>>>

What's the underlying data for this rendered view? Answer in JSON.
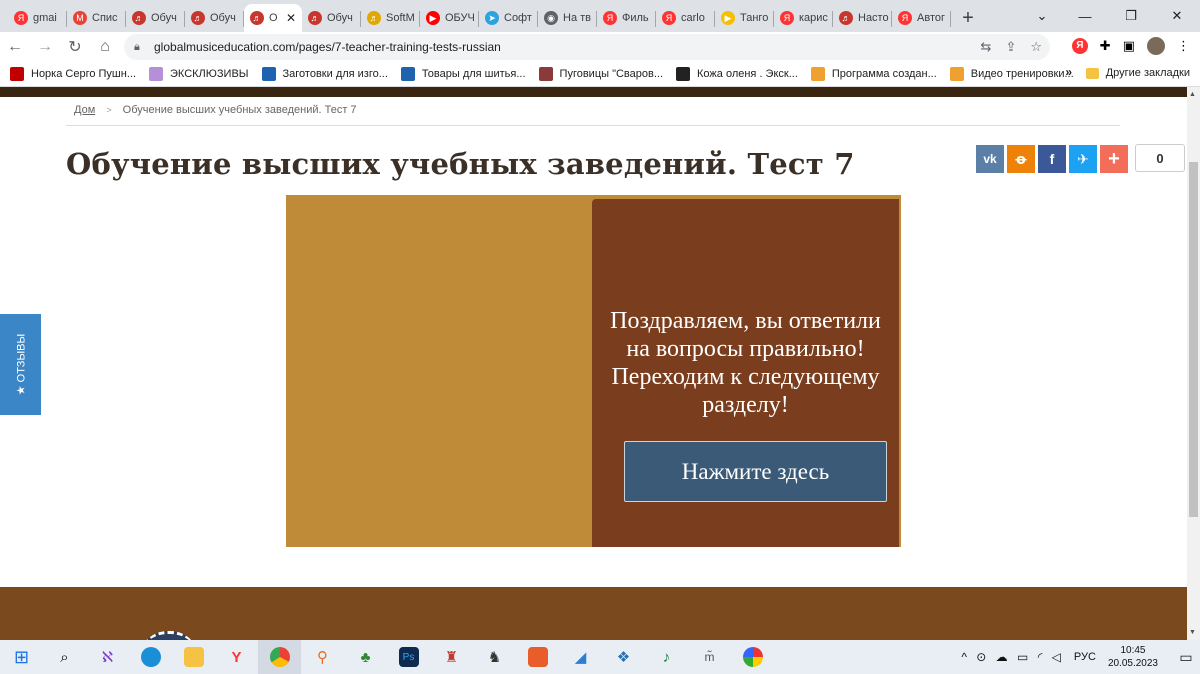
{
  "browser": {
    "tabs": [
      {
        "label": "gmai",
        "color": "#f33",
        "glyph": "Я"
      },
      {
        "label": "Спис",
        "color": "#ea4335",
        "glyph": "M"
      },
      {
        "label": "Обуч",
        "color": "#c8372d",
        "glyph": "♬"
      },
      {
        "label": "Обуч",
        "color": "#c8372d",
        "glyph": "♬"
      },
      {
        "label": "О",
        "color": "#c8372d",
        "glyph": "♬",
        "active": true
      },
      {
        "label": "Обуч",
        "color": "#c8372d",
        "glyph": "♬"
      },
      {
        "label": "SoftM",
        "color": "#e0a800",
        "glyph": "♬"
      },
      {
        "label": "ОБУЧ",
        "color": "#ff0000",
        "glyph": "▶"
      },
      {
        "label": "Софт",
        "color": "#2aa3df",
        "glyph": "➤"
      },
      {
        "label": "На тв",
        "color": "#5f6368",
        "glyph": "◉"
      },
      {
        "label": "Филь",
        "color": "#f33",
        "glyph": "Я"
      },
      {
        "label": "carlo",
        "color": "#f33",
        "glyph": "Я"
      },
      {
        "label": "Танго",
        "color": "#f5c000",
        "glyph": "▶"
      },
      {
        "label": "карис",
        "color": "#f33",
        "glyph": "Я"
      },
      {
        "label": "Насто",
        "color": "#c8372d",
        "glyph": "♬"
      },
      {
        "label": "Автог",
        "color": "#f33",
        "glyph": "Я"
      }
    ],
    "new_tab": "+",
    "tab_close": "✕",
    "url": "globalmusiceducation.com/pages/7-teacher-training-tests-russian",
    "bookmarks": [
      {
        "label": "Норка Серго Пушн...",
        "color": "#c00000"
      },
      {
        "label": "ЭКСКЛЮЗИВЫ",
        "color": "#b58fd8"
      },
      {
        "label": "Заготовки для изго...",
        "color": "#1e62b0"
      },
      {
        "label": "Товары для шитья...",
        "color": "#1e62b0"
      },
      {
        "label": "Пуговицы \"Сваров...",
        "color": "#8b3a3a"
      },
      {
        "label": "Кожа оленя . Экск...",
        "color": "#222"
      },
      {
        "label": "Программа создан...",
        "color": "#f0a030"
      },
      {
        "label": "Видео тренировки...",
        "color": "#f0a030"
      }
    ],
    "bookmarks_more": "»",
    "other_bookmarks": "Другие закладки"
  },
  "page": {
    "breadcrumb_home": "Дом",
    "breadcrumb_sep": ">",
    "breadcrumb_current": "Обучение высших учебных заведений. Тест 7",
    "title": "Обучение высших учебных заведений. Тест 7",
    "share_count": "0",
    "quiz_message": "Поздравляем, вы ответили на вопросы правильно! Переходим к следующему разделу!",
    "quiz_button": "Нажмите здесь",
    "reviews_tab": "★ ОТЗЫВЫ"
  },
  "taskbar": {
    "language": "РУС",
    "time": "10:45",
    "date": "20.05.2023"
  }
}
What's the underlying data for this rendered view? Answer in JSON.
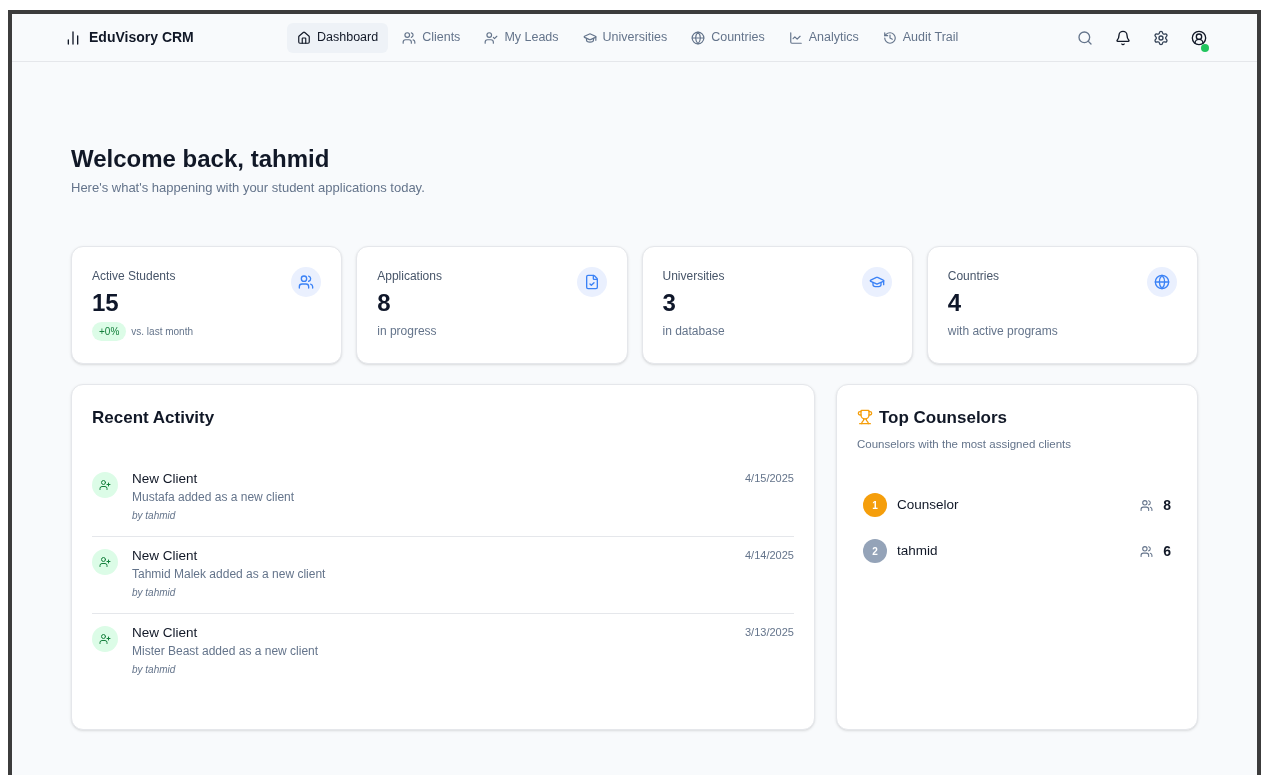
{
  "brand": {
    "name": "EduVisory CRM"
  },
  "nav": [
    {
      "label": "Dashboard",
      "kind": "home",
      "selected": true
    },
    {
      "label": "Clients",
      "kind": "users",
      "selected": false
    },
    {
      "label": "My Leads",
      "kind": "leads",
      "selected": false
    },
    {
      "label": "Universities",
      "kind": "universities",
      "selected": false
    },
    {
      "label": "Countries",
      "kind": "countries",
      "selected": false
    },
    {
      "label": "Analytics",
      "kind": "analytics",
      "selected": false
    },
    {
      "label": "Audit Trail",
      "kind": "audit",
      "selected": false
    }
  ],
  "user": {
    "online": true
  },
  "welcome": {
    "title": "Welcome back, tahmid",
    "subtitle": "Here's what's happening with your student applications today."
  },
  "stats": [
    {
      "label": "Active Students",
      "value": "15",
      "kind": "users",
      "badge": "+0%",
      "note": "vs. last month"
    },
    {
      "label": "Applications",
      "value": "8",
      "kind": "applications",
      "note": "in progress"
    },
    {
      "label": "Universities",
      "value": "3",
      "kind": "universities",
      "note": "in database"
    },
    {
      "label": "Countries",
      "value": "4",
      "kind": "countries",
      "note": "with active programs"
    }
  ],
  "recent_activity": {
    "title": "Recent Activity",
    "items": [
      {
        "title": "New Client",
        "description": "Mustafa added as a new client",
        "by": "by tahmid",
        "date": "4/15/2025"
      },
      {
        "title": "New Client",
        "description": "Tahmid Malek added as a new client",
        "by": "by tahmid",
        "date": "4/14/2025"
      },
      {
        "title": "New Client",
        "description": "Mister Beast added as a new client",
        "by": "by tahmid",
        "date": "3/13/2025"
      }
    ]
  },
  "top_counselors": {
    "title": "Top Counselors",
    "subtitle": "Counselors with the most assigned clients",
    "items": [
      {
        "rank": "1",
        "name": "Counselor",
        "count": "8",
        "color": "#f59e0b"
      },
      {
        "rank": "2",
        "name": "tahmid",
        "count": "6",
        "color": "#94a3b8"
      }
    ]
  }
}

<<<

(What is expected): Write out every record above exactly as it stands, but leave out the pictures.

(Exercise response):
What's the underlying data for this rendered view? Answer in JSON.
{
  "browser": {
    "tabs": [
      {
        "label": "gmai",
        "color": "#f33",
        "glyph": "Я"
      },
      {
        "label": "Спис",
        "color": "#ea4335",
        "glyph": "M"
      },
      {
        "label": "Обуч",
        "color": "#c8372d",
        "glyph": "♬"
      },
      {
        "label": "Обуч",
        "color": "#c8372d",
        "glyph": "♬"
      },
      {
        "label": "О",
        "color": "#c8372d",
        "glyph": "♬",
        "active": true
      },
      {
        "label": "Обуч",
        "color": "#c8372d",
        "glyph": "♬"
      },
      {
        "label": "SoftM",
        "color": "#e0a800",
        "glyph": "♬"
      },
      {
        "label": "ОБУЧ",
        "color": "#ff0000",
        "glyph": "▶"
      },
      {
        "label": "Софт",
        "color": "#2aa3df",
        "glyph": "➤"
      },
      {
        "label": "На тв",
        "color": "#5f6368",
        "glyph": "◉"
      },
      {
        "label": "Филь",
        "color": "#f33",
        "glyph": "Я"
      },
      {
        "label": "carlo",
        "color": "#f33",
        "glyph": "Я"
      },
      {
        "label": "Танго",
        "color": "#f5c000",
        "glyph": "▶"
      },
      {
        "label": "карис",
        "color": "#f33",
        "glyph": "Я"
      },
      {
        "label": "Насто",
        "color": "#c8372d",
        "glyph": "♬"
      },
      {
        "label": "Автог",
        "color": "#f33",
        "glyph": "Я"
      }
    ],
    "new_tab": "+",
    "tab_close": "✕",
    "url": "globalmusiceducation.com/pages/7-teacher-training-tests-russian",
    "bookmarks": [
      {
        "label": "Норка Серго Пушн...",
        "color": "#c00000"
      },
      {
        "label": "ЭКСКЛЮЗИВЫ",
        "color": "#b58fd8"
      },
      {
        "label": "Заготовки для изго...",
        "color": "#1e62b0"
      },
      {
        "label": "Товары для шитья...",
        "color": "#1e62b0"
      },
      {
        "label": "Пуговицы \"Сваров...",
        "color": "#8b3a3a"
      },
      {
        "label": "Кожа оленя . Экск...",
        "color": "#222"
      },
      {
        "label": "Программа создан...",
        "color": "#f0a030"
      },
      {
        "label": "Видео тренировки...",
        "color": "#f0a030"
      }
    ],
    "bookmarks_more": "»",
    "other_bookmarks": "Другие закладки"
  },
  "page": {
    "breadcrumb_home": "Дом",
    "breadcrumb_sep": ">",
    "breadcrumb_current": "Обучение высших учебных заведений. Тест 7",
    "title": "Обучение высших учебных заведений. Тест 7",
    "share_count": "0",
    "quiz_message": "Поздравляем, вы ответили на вопросы правильно! Переходим к следующему разделу!",
    "quiz_button": "Нажмите здесь",
    "reviews_tab": "★ ОТЗЫВЫ"
  },
  "taskbar": {
    "language": "РУС",
    "time": "10:45",
    "date": "20.05.2023"
  }
}
What's the underlying data for this rendered view? Answer in JSON.
{
  "brand": {
    "name": "EduVisory CRM"
  },
  "nav": [
    {
      "label": "Dashboard",
      "kind": "home",
      "selected": true
    },
    {
      "label": "Clients",
      "kind": "users",
      "selected": false
    },
    {
      "label": "My Leads",
      "kind": "leads",
      "selected": false
    },
    {
      "label": "Universities",
      "kind": "universities",
      "selected": false
    },
    {
      "label": "Countries",
      "kind": "countries",
      "selected": false
    },
    {
      "label": "Analytics",
      "kind": "analytics",
      "selected": false
    },
    {
      "label": "Audit Trail",
      "kind": "audit",
      "selected": false
    }
  ],
  "user": {
    "online": true
  },
  "welcome": {
    "title": "Welcome back, tahmid",
    "subtitle": "Here's what's happening with your student applications today."
  },
  "stats": [
    {
      "label": "Active Students",
      "value": "15",
      "kind": "users",
      "badge": "+0%",
      "note": "vs. last month"
    },
    {
      "label": "Applications",
      "value": "8",
      "kind": "applications",
      "note": "in progress"
    },
    {
      "label": "Universities",
      "value": "3",
      "kind": "universities",
      "note": "in database"
    },
    {
      "label": "Countries",
      "value": "4",
      "kind": "countries",
      "note": "with active programs"
    }
  ],
  "recent_activity": {
    "title": "Recent Activity",
    "items": [
      {
        "title": "New Client",
        "description": "Mustafa added as a new client",
        "by": "by tahmid",
        "date": "4/15/2025"
      },
      {
        "title": "New Client",
        "description": "Tahmid Malek added as a new client",
        "by": "by tahmid",
        "date": "4/14/2025"
      },
      {
        "title": "New Client",
        "description": "Mister Beast added as a new client",
        "by": "by tahmid",
        "date": "3/13/2025"
      }
    ]
  },
  "top_counselors": {
    "title": "Top Counselors",
    "subtitle": "Counselors with the most assigned clients",
    "items": [
      {
        "rank": "1",
        "name": "Counselor",
        "count": "8",
        "color": "#f59e0b"
      },
      {
        "rank": "2",
        "name": "tahmid",
        "count": "6",
        "color": "#94a3b8"
      }
    ]
  }
}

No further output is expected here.